:: TASKS AND EXERCISES ::
**1.** Translate into Spanish the following sentence from the text on gratitude: "Gratitude is ultimately a social practice."
**2.** Reproduce everything in the text on gratitude from "Gratitude exists when" down to "on our own.".

By now the psychologists have figured out what the ethicists have always known. Gratitude is good for you. Their studies have shown that those who express gratitude, frequently and fully are rewarded with better mental health.
And, you don’t even have to feel it spontaneously. If a psychologist tells you to write down things for which you should feel grateful, you will feel better and function better… even though the idea did not pop into your mind all by itself.
Some believe that gratitude is an emotion or a value. This is slightly off the point. Gratitude only exists in the practice.
Gratitude exists when you send a thank you note. If you don’t feel grateful and still send a note, you are expressing gratitude. In principle, you will feel it after the fact. If, however, you feel grateful and forget to send the note you are an ingrate.
That is why we all participate in our national ritual, Thanksgiving dinner… actively giving thanks for all that we have received.
Gratitude is ultimately a social practice. It constitutes human beings as social beings.
We connect with other people when we accept that they have done us a kindness, done for us something that we could not have done on our own.

:: SUPPLIED INFORMATION ::
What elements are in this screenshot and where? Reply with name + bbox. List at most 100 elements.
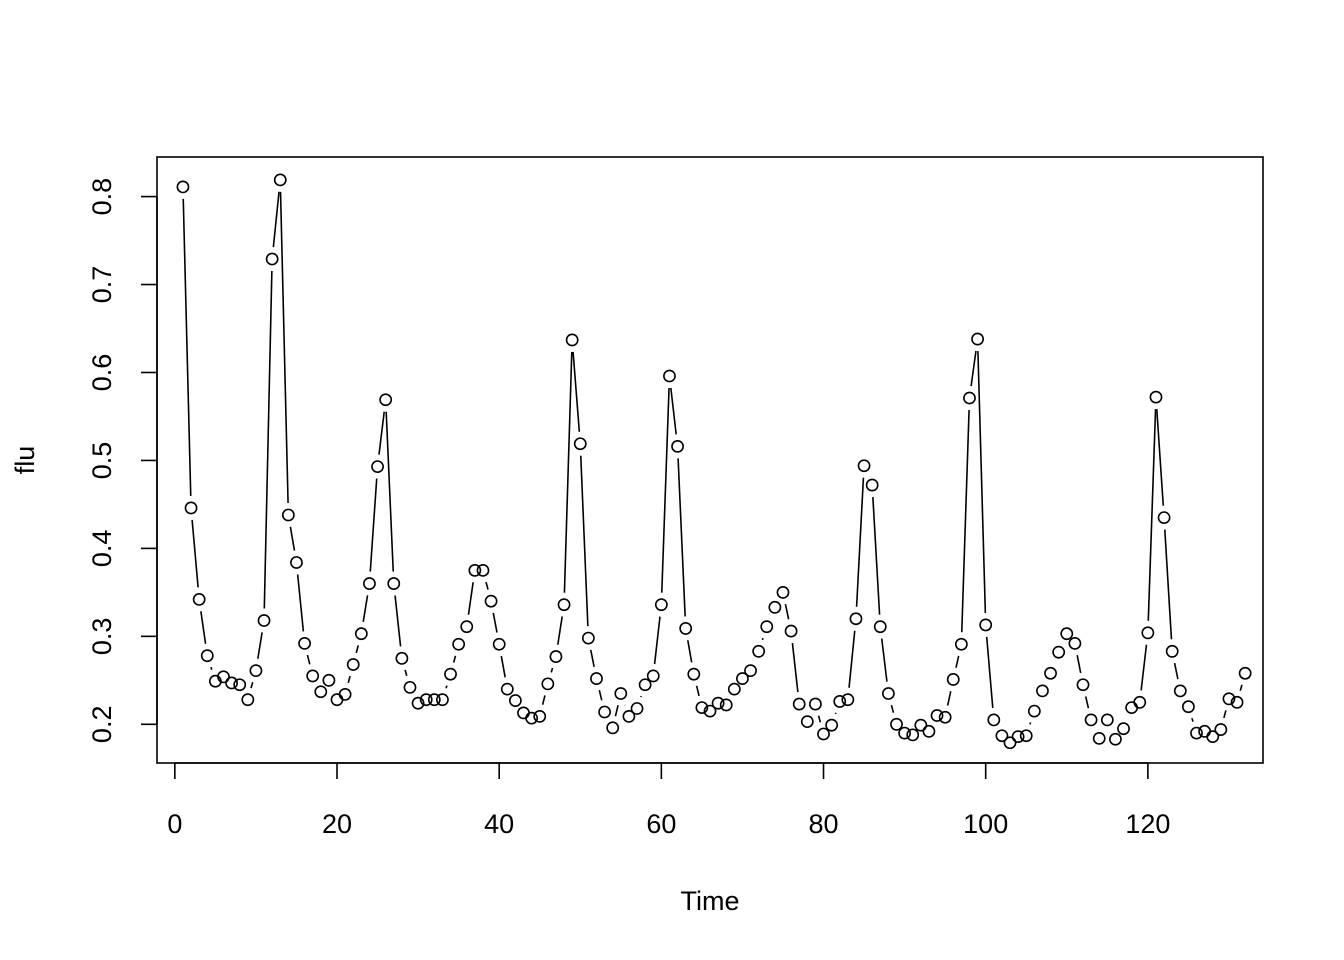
data-point bbox=[890, 717, 903, 731]
data-point bbox=[703, 704, 717, 718]
data-point bbox=[184, 501, 198, 515]
line-segment bbox=[572, 351, 581, 432]
data-point bbox=[1117, 722, 1130, 736]
data-point bbox=[379, 393, 393, 407]
data-point bbox=[752, 644, 766, 658]
data-point bbox=[233, 678, 247, 692]
x-tick-label: 100 bbox=[963, 809, 1008, 839]
line-segment bbox=[250, 681, 254, 689]
data-point bbox=[1165, 644, 1179, 658]
series-line-segments bbox=[182, 191, 1243, 725]
data-point bbox=[987, 713, 1001, 727]
x-tick-label: 20 bbox=[322, 809, 352, 839]
data-point bbox=[1084, 713, 1098, 727]
line-segment bbox=[467, 582, 474, 615]
line-segment bbox=[784, 603, 790, 620]
data-point bbox=[1019, 729, 1033, 743]
data-point bbox=[646, 669, 660, 683]
line-segment bbox=[614, 705, 619, 717]
line-segment bbox=[289, 526, 296, 551]
data-point bbox=[744, 664, 757, 678]
data-point bbox=[314, 685, 328, 699]
y-tick-label: 0.6 bbox=[87, 354, 117, 392]
data-point bbox=[679, 622, 693, 635]
x-tick-label: 60 bbox=[646, 809, 676, 839]
line-segment bbox=[1140, 644, 1148, 691]
line-segment bbox=[1076, 655, 1082, 674]
line-segment bbox=[1191, 717, 1194, 722]
data-point bbox=[427, 693, 441, 707]
data-point bbox=[281, 508, 295, 522]
line-segment bbox=[880, 638, 888, 682]
line-segment bbox=[1147, 409, 1157, 621]
data-point bbox=[363, 577, 376, 590]
y-axis-title: flu bbox=[10, 446, 40, 475]
line-segment bbox=[1164, 529, 1173, 640]
line-segment bbox=[970, 350, 977, 387]
data-point bbox=[573, 437, 587, 451]
data-point bbox=[436, 693, 449, 707]
line-segment bbox=[445, 685, 448, 689]
data-point bbox=[403, 680, 417, 694]
line-segment bbox=[589, 649, 595, 667]
line-segment bbox=[960, 409, 970, 633]
data-point bbox=[768, 600, 782, 614]
data-point bbox=[963, 391, 976, 405]
line-segment bbox=[263, 271, 273, 609]
data-point bbox=[1092, 731, 1106, 745]
data-point bbox=[241, 693, 255, 707]
line-segment bbox=[452, 655, 457, 663]
data-point bbox=[192, 593, 206, 606]
y-tick-label: 0.8 bbox=[87, 178, 117, 216]
data-point bbox=[784, 624, 798, 638]
data-point bbox=[419, 693, 433, 707]
data-point bbox=[549, 650, 563, 663]
data-point bbox=[411, 696, 425, 710]
data-point bbox=[1100, 713, 1114, 727]
data-point bbox=[387, 577, 401, 590]
line-segment bbox=[598, 690, 603, 701]
data-point bbox=[598, 705, 611, 719]
data-point bbox=[1133, 695, 1147, 709]
data-point bbox=[881, 687, 895, 700]
line-segment bbox=[541, 695, 546, 705]
line-segment bbox=[1239, 684, 1243, 691]
line-segment bbox=[182, 198, 192, 496]
data-point bbox=[476, 563, 490, 577]
data-point bbox=[1027, 704, 1041, 718]
data-point bbox=[249, 664, 263, 678]
data-point bbox=[557, 598, 571, 612]
data-point bbox=[1011, 730, 1025, 744]
line-segment bbox=[191, 519, 199, 588]
data-point bbox=[849, 612, 863, 626]
data-point bbox=[565, 333, 579, 347]
data-point bbox=[638, 678, 652, 692]
data-point bbox=[922, 724, 936, 738]
data-point bbox=[1125, 701, 1139, 714]
data-point bbox=[873, 620, 887, 634]
data-point bbox=[776, 585, 790, 599]
data-point bbox=[508, 694, 522, 707]
data-point bbox=[176, 180, 190, 194]
data-point bbox=[930, 709, 944, 722]
data-point bbox=[825, 718, 839, 732]
line-segment bbox=[369, 478, 378, 572]
data-point bbox=[1238, 666, 1252, 680]
x-axis: 0 20 40 60 80 100 120 bbox=[167, 762, 1170, 839]
line-segment bbox=[695, 685, 700, 697]
data-point bbox=[322, 673, 336, 687]
line-segment bbox=[362, 595, 369, 622]
data-point bbox=[1149, 390, 1163, 404]
data-point bbox=[1076, 678, 1090, 692]
data-point bbox=[719, 698, 733, 712]
data-point bbox=[1036, 684, 1049, 698]
data-point bbox=[711, 696, 725, 710]
data-point bbox=[857, 459, 871, 473]
data-point bbox=[217, 670, 230, 684]
line-segment bbox=[1223, 710, 1227, 719]
data-point bbox=[800, 715, 814, 729]
data-point bbox=[606, 721, 620, 735]
line-segment bbox=[550, 667, 554, 673]
data-point bbox=[1222, 692, 1236, 706]
data-point bbox=[533, 709, 547, 723]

:: RESULTS OF THE TASKS ::
**1.** La gratitud es, en última instancia, una práctica social.

**2.**
Gratitude exists when you send a thank you note. If you don’t feel grateful and still send a note, you are expressing gratitude. In principle, you will feel it after the fact. If, however, you feel grateful and forget to send the note you are an ingrate.
That is why we all participate in our national ritual, Thanksgiving dinner… actively giving thanks for all that we have received.
Gratitude is ultimately a social practice. It constitutes human beings as social beings.
We connect with other people when we accept that they have done us a kindness, done for us something that we could not have done on our own.